--- BEGIN Dataset records ---

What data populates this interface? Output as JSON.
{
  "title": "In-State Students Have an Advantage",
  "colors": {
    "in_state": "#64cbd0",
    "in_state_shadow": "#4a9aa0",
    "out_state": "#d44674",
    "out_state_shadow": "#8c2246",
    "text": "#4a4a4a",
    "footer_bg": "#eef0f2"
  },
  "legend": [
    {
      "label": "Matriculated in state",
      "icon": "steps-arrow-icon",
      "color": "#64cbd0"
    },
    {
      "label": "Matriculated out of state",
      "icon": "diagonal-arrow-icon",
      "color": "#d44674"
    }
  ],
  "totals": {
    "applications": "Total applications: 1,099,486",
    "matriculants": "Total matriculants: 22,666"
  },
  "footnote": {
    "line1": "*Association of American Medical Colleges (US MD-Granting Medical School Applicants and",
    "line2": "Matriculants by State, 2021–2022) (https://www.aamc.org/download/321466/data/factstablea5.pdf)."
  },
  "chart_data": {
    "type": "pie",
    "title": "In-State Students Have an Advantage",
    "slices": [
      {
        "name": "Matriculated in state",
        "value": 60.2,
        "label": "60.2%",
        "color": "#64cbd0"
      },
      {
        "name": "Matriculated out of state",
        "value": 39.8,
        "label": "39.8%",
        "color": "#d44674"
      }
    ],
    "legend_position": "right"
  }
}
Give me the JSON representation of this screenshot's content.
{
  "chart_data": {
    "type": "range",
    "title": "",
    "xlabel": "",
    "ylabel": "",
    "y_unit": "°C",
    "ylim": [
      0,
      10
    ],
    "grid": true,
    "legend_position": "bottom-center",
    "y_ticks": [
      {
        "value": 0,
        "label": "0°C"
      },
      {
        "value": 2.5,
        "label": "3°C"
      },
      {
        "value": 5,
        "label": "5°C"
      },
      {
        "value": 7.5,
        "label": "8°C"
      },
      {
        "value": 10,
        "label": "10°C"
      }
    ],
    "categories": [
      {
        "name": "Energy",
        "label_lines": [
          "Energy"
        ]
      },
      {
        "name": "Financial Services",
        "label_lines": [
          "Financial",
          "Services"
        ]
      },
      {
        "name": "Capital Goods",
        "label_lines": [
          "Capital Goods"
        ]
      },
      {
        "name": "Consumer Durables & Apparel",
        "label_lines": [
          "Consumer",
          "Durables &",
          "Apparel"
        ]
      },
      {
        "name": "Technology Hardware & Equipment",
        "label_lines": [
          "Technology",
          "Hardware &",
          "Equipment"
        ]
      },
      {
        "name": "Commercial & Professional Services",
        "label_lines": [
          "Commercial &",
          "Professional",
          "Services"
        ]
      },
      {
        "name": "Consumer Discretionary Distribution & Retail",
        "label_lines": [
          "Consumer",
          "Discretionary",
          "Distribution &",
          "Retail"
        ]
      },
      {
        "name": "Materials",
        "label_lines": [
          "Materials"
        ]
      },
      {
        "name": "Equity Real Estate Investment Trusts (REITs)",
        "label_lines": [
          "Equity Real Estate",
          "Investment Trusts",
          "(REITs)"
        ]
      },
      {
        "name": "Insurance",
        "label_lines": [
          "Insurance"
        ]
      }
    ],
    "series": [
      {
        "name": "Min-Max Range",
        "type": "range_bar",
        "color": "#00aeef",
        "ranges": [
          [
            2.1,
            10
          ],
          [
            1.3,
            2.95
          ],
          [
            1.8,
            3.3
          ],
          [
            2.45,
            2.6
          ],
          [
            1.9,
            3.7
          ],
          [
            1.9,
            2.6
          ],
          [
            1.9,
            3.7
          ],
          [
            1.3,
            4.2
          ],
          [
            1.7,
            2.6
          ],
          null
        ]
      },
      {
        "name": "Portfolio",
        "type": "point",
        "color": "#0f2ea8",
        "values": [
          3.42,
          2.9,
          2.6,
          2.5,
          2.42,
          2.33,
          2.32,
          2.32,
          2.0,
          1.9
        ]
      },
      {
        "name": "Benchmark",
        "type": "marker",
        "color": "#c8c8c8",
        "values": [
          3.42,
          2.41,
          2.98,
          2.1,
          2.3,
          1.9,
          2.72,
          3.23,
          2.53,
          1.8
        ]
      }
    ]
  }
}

--- END Dataset records ---

Aim:
Write the listing out again, exactly as it reads.

Output for this task:
What data populates this interface? Output as JSON.
{
  "title": "In-State Students Have an Advantage",
  "colors": {
    "in_state": "#64cbd0",
    "in_state_shadow": "#4a9aa0",
    "out_state": "#d44674",
    "out_state_shadow": "#8c2246",
    "text": "#4a4a4a",
    "footer_bg": "#eef0f2"
  },
  "legend": [
    {
      "label": "Matriculated in state",
      "icon": "steps-arrow-icon",
      "color": "#64cbd0"
    },
    {
      "label": "Matriculated out of state",
      "icon": "diagonal-arrow-icon",
      "color": "#d44674"
    }
  ],
  "totals": {
    "applications": "Total applications: 1,099,486",
    "matriculants": "Total matriculants: 22,666"
  },
  "footnote": {
    "line1": "*Association of American Medical Colleges (US MD-Granting Medical School Applicants and",
    "line2": "Matriculants by State, 2021–2022) (https://www.aamc.org/download/321466/data/factstablea5.pdf)."
  },
  "chart_data": {
    "type": "pie",
    "title": "In-State Students Have an Advantage",
    "slices": [
      {
        "name": "Matriculated in state",
        "value": 60.2,
        "label": "60.2%",
        "color": "#64cbd0"
      },
      {
        "name": "Matriculated out of state",
        "value": 39.8,
        "label": "39.8%",
        "color": "#d44674"
      }
    ],
    "legend_position": "right"
  }
}
Give me the JSON representation of this screenshot's content.
{
  "chart_data": {
    "type": "range",
    "title": "",
    "xlabel": "",
    "ylabel": "",
    "y_unit": "°C",
    "ylim": [
      0,
      10
    ],
    "grid": true,
    "legend_position": "bottom-center",
    "y_ticks": [
      {
        "value": 0,
        "label": "0°C"
      },
      {
        "value": 2.5,
        "label": "3°C"
      },
      {
        "value": 5,
        "label": "5°C"
      },
      {
        "value": 7.5,
        "label": "8°C"
      },
      {
        "value": 10,
        "label": "10°C"
      }
    ],
    "categories": [
      {
        "name": "Energy",
        "label_lines": [
          "Energy"
        ]
      },
      {
        "name": "Financial Services",
        "label_lines": [
          "Financial",
          "Services"
        ]
      },
      {
        "name": "Capital Goods",
        "label_lines": [
          "Capital Goods"
        ]
      },
      {
        "name": "Consumer Durables & Apparel",
        "label_lines": [
          "Consumer",
          "Durables &",
          "Apparel"
        ]
      },
      {
        "name": "Technology Hardware & Equipment",
        "label_lines": [
          "Technology",
          "Hardware &",
          "Equipment"
        ]
      },
      {
        "name": "Commercial & Professional Services",
        "label_lines": [
          "Commercial &",
          "Professional",
          "Services"
        ]
      },
      {
        "name": "Consumer Discretionary Distribution & Retail",
        "label_lines": [
          "Consumer",
          "Discretionary",
          "Distribution &",
          "Retail"
        ]
      },
      {
        "name": "Materials",
        "label_lines": [
          "Materials"
        ]
      },
      {
        "name": "Equity Real Estate Investment Trusts (REITs)",
        "label_lines": [
          "Equity Real Estate",
          "Investment Trusts",
          "(REITs)"
        ]
      },
      {
        "name": "Insurance",
        "label_lines": [
          "Insurance"
        ]
      }
    ],
    "series": [
      {
        "name": "Min-Max Range",
        "type": "range_bar",
        "color": "#00aeef",
        "ranges": [
          [
            2.1,
            10
          ],
          [
            1.3,
            2.95
          ],
          [
            1.8,
            3.3
          ],
          [
            2.45,
            2.6
          ],
          [
            1.9,
            3.7
          ],
          [
            1.9,
            2.6
          ],
          [
            1.9,
            3.7
          ],
          [
            1.3,
            4.2
          ],
          [
            1.7,
            2.6
          ],
          null
        ]
      },
      {
        "name": "Portfolio",
        "type": "point",
        "color": "#0f2ea8",
        "values": [
          3.42,
          2.9,
          2.6,
          2.5,
          2.42,
          2.33,
          2.32,
          2.32,
          2.0,
          1.9
        ]
      },
      {
        "name": "Benchmark",
        "type": "marker",
        "color": "#c8c8c8",
        "values": [
          3.42,
          2.41,
          2.98,
          2.1,
          2.3,
          1.9,
          2.72,
          3.23,
          2.53,
          1.8
        ]
      }
    ]
  }
}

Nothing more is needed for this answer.